Tarefa a realizar: Por favor, dê seguimento ao texto sobre a legitimidade do Município para propor ação civil pública, começando logo após a última frase apresentada.

Olá prezados, todos bem?

Hoje vamos analisar o julgado mais importante do STJ no INFO 626 para a Fazenda Pública.

1. Entenda o caso.

Imagine que determinado banco tenha cobrado dos servidores municipais uma nova tarifa bancária sob a denominação de “renovação de cadastro” e a cobrado sem autorização prévia.

Referido ato afronta o art. 39, III do CDC que diz:

Art. 39. É vedado ao fornecedor de produtos ou serviços, dentre outras práticas abusivas:

(…)

III – enviar ou entregar ao consumidor, sem solicitação prévia, qualquer produto, ou fornecer qualquer serviço.

Igualmente violado o art. 51, I do CDC:

Art. 51. São nulas de pleno direito, entre outras, as cláusulas contratuais relativas ao fornecimento de produtos e serviços que:

I – impossibilitem, exonerem ou atenuem a responsabilidade do fornecedor por vícios de qualquer natureza dos produtos e serviços ou impliquem renúncia ou disposição de direitos. Nas relações de consumo entre o fornecedor e o consumidor pessoa jurídica, a indenização poderá ser limitada, em situações justificáveis.

O Município, tomando conhecimento do fato, por meio de sua Procuradoria, ajuizou ação civil pública para a defesa de direitos individuai homogêneos, no caso, servidores públicos municipais, no sentido de que seja afastada a cobrança da referida taxa.

Em primeiro grau, a sentença foi de procedência.

Em grau de apelação, o Tribunal de Justiça deu provimento à apelação interposta pela instituição financeira recorrida para reformar a sentença por ausência de representatividade adequadae de pertinência temática do Município na defesa de interesses individuais homogêneos de consumidores.

Dessa decisão, foi interposto recurso especial a fim de que o STJ decida se tem ou não, o Município, legitimidade para propor ação civil pública para a defesa do interesse individual homogêneo mencionado.

O TJ se apegou ao fato de que a ACP foi proposta no interesse de servidores municipais, sendo esse o motivo maior para a provimento do apelo do banco.

2. O que pensa o STJ?

O STJ entendeu que o fato do Município ter ajuizado ACP no interesse individual homogêneo dos servidores municipais não deve ser razão do reconhecimento de sua ilegitimidade.

Disse que o produto da ACP é sentença genérica que pode ser executada individualmente por qualquer correntista da instituição financeira que instituição a taxa.

De fato, para que se possa aferir a legitimidade ativa do Município na ação de natureza coletiva, é preciso averiguar a presença de interesse social qualificado na tutela dos interesses individuais homogêneos mencionados inicial da ACP.

Listagem apresentada:
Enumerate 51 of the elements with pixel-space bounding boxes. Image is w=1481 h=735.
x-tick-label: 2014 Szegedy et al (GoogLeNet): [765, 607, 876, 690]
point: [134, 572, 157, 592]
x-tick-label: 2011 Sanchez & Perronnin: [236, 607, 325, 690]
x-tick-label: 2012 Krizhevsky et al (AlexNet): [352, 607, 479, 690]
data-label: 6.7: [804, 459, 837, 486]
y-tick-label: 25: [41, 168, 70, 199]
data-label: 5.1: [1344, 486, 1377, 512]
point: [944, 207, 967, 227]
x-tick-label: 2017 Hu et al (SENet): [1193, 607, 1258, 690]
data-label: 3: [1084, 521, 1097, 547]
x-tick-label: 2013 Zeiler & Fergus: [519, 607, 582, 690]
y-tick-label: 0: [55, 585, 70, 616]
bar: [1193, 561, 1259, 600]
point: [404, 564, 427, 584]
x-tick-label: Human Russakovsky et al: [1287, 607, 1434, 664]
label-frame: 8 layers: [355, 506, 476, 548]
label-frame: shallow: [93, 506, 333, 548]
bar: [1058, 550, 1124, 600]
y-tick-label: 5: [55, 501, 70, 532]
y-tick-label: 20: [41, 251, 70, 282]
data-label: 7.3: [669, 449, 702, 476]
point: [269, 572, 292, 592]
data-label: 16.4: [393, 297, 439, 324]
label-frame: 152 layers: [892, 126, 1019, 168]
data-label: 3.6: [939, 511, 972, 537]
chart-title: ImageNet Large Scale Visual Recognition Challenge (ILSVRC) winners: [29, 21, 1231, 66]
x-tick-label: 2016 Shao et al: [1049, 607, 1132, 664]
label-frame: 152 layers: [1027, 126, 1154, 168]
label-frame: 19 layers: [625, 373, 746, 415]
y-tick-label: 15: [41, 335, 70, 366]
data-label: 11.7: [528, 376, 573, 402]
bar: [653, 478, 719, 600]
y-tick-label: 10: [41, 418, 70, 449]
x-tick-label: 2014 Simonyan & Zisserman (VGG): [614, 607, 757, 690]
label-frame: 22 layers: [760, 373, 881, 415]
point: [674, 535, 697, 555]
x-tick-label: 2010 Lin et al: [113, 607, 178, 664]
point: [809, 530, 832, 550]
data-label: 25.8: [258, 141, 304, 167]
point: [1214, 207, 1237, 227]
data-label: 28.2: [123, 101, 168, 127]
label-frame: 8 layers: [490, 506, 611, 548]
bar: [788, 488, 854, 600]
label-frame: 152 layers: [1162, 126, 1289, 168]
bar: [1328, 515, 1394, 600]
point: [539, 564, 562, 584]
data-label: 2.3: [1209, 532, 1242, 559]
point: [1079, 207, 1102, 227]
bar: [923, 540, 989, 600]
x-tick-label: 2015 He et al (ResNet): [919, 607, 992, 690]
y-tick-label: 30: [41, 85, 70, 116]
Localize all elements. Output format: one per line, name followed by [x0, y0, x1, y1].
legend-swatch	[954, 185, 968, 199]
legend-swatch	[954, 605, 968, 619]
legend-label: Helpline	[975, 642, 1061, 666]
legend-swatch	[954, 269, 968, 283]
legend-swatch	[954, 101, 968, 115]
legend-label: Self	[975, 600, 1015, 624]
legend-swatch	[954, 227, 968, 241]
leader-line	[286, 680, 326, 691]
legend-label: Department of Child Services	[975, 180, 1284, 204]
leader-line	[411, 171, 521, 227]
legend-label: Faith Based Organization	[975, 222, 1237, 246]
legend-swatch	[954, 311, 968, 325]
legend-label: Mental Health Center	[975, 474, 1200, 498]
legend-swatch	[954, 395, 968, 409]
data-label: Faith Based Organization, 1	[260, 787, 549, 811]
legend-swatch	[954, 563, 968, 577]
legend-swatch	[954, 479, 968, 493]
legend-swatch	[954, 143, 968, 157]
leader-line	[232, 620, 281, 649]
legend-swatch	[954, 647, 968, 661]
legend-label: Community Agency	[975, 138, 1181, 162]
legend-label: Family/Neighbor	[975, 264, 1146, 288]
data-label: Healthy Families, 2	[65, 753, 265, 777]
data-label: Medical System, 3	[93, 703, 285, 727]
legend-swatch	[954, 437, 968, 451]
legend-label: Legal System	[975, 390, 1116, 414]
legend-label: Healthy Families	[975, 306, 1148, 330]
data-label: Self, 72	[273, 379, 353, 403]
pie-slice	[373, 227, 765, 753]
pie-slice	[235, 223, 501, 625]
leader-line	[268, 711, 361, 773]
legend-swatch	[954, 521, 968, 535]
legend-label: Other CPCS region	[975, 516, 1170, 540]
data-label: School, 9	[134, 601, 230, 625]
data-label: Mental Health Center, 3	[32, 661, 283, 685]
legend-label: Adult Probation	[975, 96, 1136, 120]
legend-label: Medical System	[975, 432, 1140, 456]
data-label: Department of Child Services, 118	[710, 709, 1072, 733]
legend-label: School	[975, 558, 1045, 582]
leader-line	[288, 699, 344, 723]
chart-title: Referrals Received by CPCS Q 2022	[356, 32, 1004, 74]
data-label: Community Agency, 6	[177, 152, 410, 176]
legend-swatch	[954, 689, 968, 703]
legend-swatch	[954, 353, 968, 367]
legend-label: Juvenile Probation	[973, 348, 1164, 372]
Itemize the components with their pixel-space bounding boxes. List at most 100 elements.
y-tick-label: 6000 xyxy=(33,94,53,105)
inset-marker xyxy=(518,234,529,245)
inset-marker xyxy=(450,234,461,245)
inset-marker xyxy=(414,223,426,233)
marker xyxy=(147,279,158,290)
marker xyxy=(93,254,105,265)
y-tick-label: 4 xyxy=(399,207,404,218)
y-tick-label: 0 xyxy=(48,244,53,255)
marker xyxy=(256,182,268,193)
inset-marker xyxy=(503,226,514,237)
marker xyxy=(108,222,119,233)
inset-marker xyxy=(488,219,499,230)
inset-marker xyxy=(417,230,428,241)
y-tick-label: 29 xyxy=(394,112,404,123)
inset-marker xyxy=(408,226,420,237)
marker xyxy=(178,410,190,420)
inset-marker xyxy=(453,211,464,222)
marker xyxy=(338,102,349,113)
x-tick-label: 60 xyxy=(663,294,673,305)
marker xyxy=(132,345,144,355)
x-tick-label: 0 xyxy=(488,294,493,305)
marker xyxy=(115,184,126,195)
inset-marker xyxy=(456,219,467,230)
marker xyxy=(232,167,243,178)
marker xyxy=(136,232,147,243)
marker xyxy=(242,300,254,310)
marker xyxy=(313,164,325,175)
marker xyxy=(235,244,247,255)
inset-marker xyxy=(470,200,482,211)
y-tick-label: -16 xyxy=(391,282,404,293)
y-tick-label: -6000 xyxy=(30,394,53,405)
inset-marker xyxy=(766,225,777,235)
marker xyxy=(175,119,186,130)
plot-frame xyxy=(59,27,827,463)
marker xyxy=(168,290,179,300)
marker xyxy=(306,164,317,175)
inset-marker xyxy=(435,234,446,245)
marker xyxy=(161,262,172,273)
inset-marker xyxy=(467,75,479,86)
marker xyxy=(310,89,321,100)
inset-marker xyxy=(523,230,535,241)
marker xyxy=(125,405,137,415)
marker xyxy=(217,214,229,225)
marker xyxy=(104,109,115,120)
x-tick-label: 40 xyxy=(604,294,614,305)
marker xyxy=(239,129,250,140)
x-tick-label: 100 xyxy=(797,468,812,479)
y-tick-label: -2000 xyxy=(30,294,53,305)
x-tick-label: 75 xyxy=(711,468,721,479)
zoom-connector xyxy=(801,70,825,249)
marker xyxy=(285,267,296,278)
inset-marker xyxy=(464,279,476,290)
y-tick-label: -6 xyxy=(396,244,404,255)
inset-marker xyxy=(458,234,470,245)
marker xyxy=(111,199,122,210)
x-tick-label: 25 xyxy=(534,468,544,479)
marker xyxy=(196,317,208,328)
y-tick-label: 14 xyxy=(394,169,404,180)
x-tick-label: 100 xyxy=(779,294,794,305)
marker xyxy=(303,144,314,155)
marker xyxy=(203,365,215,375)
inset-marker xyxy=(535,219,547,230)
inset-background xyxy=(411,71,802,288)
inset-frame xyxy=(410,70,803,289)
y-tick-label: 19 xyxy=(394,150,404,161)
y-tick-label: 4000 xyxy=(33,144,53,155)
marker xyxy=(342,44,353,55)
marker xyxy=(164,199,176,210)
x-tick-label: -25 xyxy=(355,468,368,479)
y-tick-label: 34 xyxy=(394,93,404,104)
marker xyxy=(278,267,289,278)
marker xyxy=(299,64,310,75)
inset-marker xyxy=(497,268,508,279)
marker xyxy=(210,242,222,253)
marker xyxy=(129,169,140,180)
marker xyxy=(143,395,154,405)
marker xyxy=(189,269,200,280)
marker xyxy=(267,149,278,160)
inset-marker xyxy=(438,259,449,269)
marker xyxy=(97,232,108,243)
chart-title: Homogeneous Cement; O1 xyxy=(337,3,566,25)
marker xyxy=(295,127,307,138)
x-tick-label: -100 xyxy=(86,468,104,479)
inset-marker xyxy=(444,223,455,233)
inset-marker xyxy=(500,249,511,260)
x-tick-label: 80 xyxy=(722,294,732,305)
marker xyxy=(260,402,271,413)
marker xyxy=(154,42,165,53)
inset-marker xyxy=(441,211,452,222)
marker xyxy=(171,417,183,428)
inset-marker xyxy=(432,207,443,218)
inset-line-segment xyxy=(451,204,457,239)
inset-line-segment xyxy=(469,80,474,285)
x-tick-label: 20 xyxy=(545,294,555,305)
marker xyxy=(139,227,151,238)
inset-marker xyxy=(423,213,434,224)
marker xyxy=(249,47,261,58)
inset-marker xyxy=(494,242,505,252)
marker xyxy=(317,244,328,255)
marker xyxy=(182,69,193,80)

Resultado a seguir:
Assim, disse o STJ: “ainda que tenha sido mencionada como causa de pedir e pedido a cobrança da tarifa de “renovação de cadastro” de servidores municipais, o direito vindicado possui dimensão que extrapola a esfera de interesses puramente particulares dos citados servidores. De fato, foi deduzida na inicial a necessidade de tutela de alegada abusividade na fixação de cláusulas contratuais e de supostas práticas que impliquem o fornecimento de serviços ao consumidor sem solicitação prévia (arts. 39, III, e 51, I, do CDC), que podem ter se estendido a todos os correntistas da instituição financeira recorrida.”

Acerca da legitimidade extraordinária do Município para a promoção de ACP, disse o STJ:

  1. Os entes federativos ou políticos, enquanto gestores da coisa pública e do bem comum, são, em tese, os maiores interessados na defesa dos interesses metaindividuais.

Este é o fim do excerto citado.